═════ Data entries ═════
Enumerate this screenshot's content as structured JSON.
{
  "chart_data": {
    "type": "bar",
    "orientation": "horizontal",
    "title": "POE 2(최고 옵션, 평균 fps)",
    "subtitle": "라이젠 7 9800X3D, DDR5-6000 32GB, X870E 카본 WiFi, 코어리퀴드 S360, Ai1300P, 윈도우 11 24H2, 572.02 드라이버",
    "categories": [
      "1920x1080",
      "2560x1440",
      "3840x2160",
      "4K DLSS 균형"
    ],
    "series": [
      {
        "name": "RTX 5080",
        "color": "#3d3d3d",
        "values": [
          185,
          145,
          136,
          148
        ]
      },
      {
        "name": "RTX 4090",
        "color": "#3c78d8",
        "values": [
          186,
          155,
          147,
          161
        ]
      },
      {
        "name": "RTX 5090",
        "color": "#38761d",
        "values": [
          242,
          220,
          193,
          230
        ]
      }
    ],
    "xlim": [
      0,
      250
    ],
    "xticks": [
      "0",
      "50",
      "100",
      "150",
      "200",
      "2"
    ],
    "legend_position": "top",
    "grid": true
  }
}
═════
[Aim]
Identify which lines contain the word "name" and copy each one.

[Written reply]
        "name": "RTX 5080",
        "name": "RTX 4090",
        "name": "RTX 5090",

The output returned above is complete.